PROBLEM REQUIREMENTS> Count how many lines hold the string "services". Give that number alone.

SUPPLIED RECORDS>
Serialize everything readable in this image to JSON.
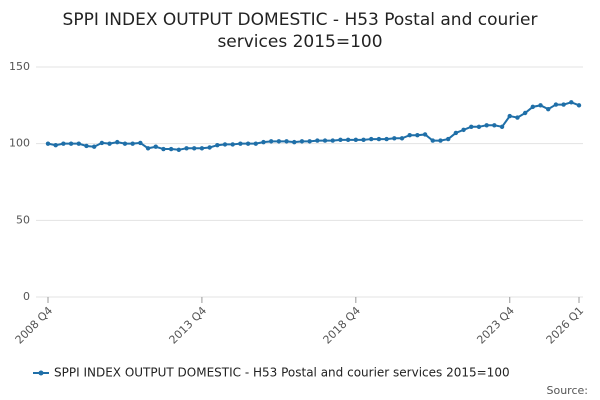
{
  "chart_data": {
    "type": "line",
    "title": [
      "SPPI INDEX OUTPUT DOMESTIC - H53 Postal and courier",
      "services 2015=100"
    ],
    "categories": [
      "2008 Q4",
      null,
      null,
      null,
      null,
      null,
      null,
      null,
      null,
      null,
      null,
      null,
      null,
      null,
      null,
      null,
      null,
      null,
      null,
      null,
      "2013 Q4",
      null,
      null,
      null,
      null,
      null,
      null,
      null,
      null,
      null,
      null,
      null,
      null,
      null,
      null,
      null,
      null,
      null,
      null,
      null,
      "2018 Q4",
      null,
      null,
      null,
      null,
      null,
      null,
      null,
      null,
      null,
      null,
      null,
      null,
      null,
      null,
      null,
      null,
      null,
      null,
      null,
      "2023 Q4",
      null,
      null,
      null,
      null,
      null,
      null,
      null,
      null,
      "2026 Q1"
    ],
    "series": [
      {
        "name": "SPPI INDEX OUTPUT DOMESTIC - H53 Postal and courier services 2015=100",
        "color": "#1f6fa8",
        "values": [
          100,
          99,
          100,
          100,
          100,
          98.5,
          98,
          100.5,
          100,
          101,
          100,
          100,
          100.5,
          97,
          98,
          96.5,
          96.5,
          96,
          97,
          97,
          97,
          97.5,
          99,
          99.5,
          99.5,
          100,
          100,
          100,
          101,
          101.5,
          101.5,
          101.5,
          101,
          101.5,
          101.5,
          102,
          102,
          102,
          102.5,
          102.5,
          102.5,
          102.5,
          103,
          103,
          103,
          103.5,
          103.5,
          105.5,
          105.5,
          106,
          102,
          102,
          103,
          107,
          109,
          111,
          111,
          112,
          112,
          111,
          118,
          117,
          120,
          124,
          125,
          122.5,
          125.5,
          125.5,
          127,
          125
        ]
      }
    ],
    "ylim": [
      0,
      150
    ],
    "yticks": [
      0,
      50,
      100,
      150
    ],
    "grid": true,
    "source": "Source:"
  }
}
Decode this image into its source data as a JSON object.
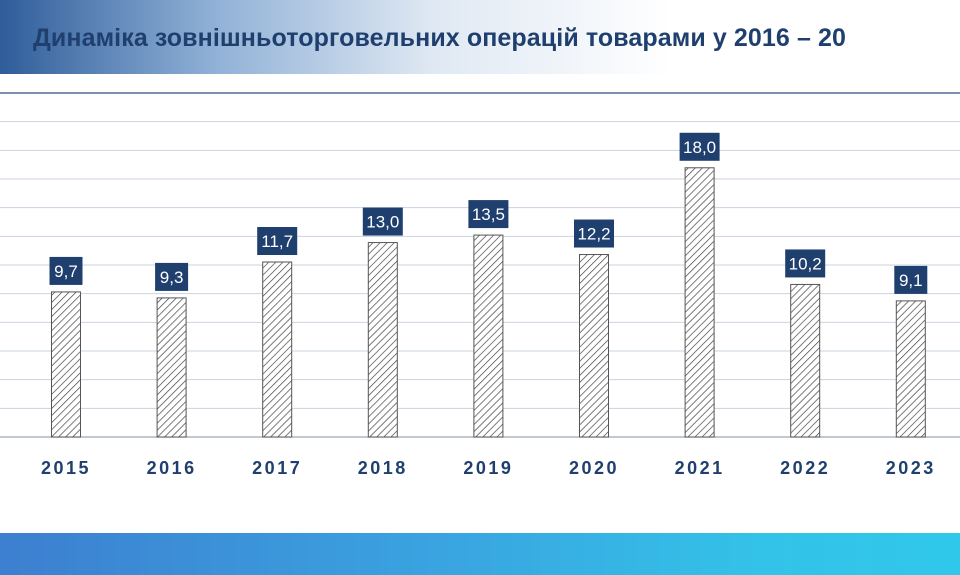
{
  "title": "Динаміка зовнішньоторговельних операцій товарами у 2016 – 20",
  "colors": {
    "title_text": "#1f3f6e",
    "label_box": "#1f3f6e",
    "label_text": "#ffffff",
    "bar_hatch": "#444444",
    "grid": "#c9d3e0",
    "bottom_band": "#39a8e2"
  },
  "chart_data": {
    "type": "bar",
    "categories": [
      "2015",
      "2016",
      "2017",
      "2018",
      "2019",
      "2020",
      "2021",
      "2022",
      "2023"
    ],
    "values": [
      9.7,
      9.3,
      11.7,
      13.0,
      13.5,
      12.2,
      18.0,
      10.2,
      9.1
    ],
    "value_labels": [
      "9,7",
      "9,3",
      "11,7",
      "13,0",
      "13,5",
      "12,2",
      "18,0",
      "10,2",
      "9,1"
    ],
    "ylim": [
      0,
      23
    ],
    "bar_fill": "diagonal-hatch",
    "grid": true,
    "legend": "none"
  }
}
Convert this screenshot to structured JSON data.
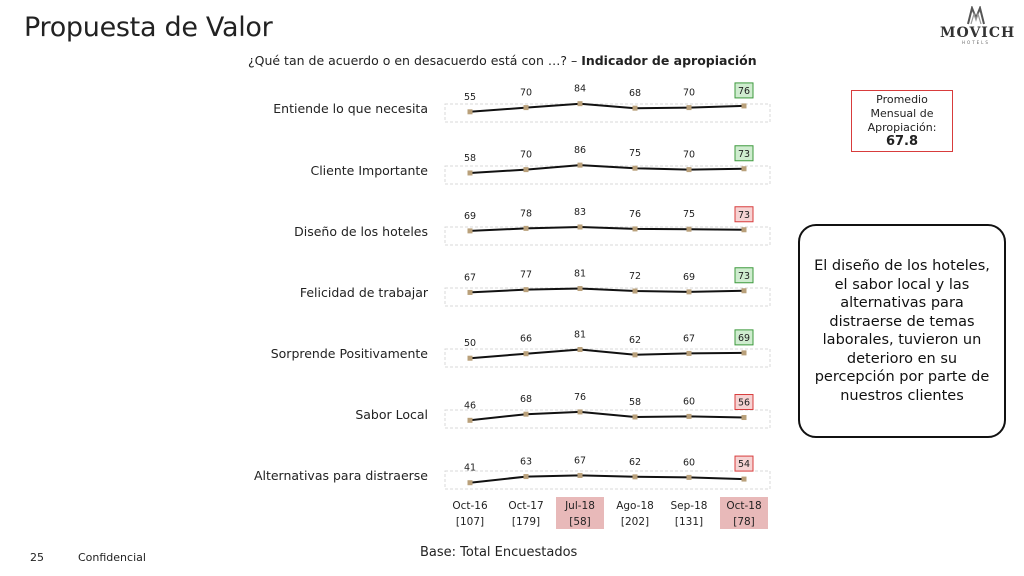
{
  "header": {
    "title": "Propuesta de Valor",
    "logo_word": "MOVICH",
    "logo_sub": "HOTELS"
  },
  "question": {
    "text": "¿Qué tan de acuerdo o en desacuerdo está con …? – ",
    "bold": "Indicador de apropiación"
  },
  "promedio": {
    "label": "Promedio Mensual de Apropiación:",
    "value": "67.8"
  },
  "callout": "El diseño de los hoteles, el sabor local y las alternativas para distraerse de temas laborales, tuvieron un deterioro en su percepción por parte de nuestros clientes",
  "footer": {
    "page_number": "25",
    "confidential": "Confidencial",
    "base": "Base: Total Encuestados"
  },
  "colors": {
    "line": "#111111",
    "marker": "#b9a07a",
    "up_fill": "#cfeccf",
    "up_border": "#3d9a3d",
    "down_fill": "#f6d3d3",
    "down_border": "#d83c3c",
    "month_highlight": "#e8b9b9"
  },
  "chart_data": {
    "type": "line",
    "categories": [
      "Oct-16",
      "Oct-17",
      "Jul-18",
      "Ago-18",
      "Sep-18",
      "Oct-18"
    ],
    "bases": [
      "[107]",
      "[179]",
      "[58]",
      "[202]",
      "[131]",
      "[78]"
    ],
    "highlighted_months": [
      2,
      5
    ],
    "series": [
      {
        "name": "Entiende lo que necesita",
        "values": [
          55,
          70,
          84,
          68,
          70,
          76
        ],
        "last_trend": "up"
      },
      {
        "name": "Cliente Importante",
        "values": [
          58,
          70,
          86,
          75,
          70,
          73
        ],
        "last_trend": "up"
      },
      {
        "name": "Diseño de los hoteles",
        "values": [
          69,
          78,
          83,
          76,
          75,
          73
        ],
        "last_trend": "down"
      },
      {
        "name": "Felicidad de trabajar",
        "values": [
          67,
          77,
          81,
          72,
          69,
          73
        ],
        "last_trend": "up"
      },
      {
        "name": "Sorprende Positivamente",
        "values": [
          50,
          66,
          81,
          62,
          67,
          69
        ],
        "last_trend": "up"
      },
      {
        "name": "Sabor Local",
        "values": [
          46,
          68,
          76,
          58,
          60,
          56
        ],
        "last_trend": "down"
      },
      {
        "name": "Alternativas para distraerse",
        "values": [
          41,
          63,
          67,
          62,
          60,
          54
        ],
        "last_trend": "down"
      }
    ]
  }
}
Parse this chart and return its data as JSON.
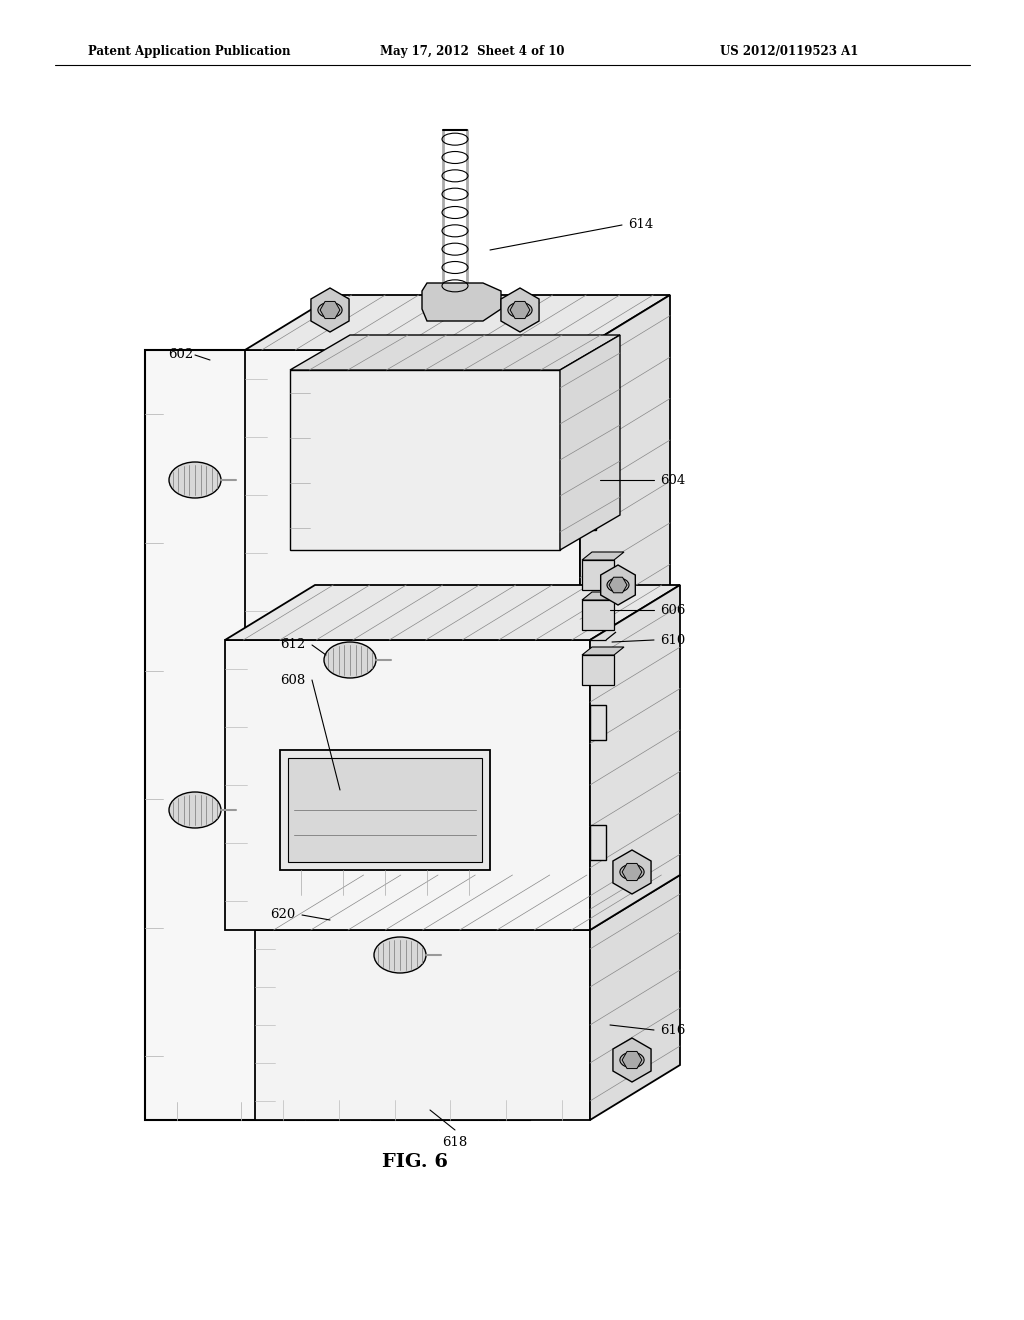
{
  "bg_color": "#ffffff",
  "line_color": "#000000",
  "header_left": "Patent Application Publication",
  "header_mid": "May 17, 2012  Sheet 4 of 10",
  "header_right": "US 2012/0119523 A1",
  "figure_label": "FIG. 6",
  "fig_width": 10.24,
  "fig_height": 13.2,
  "dpi": 100
}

WRITTEN RESPONSE> 2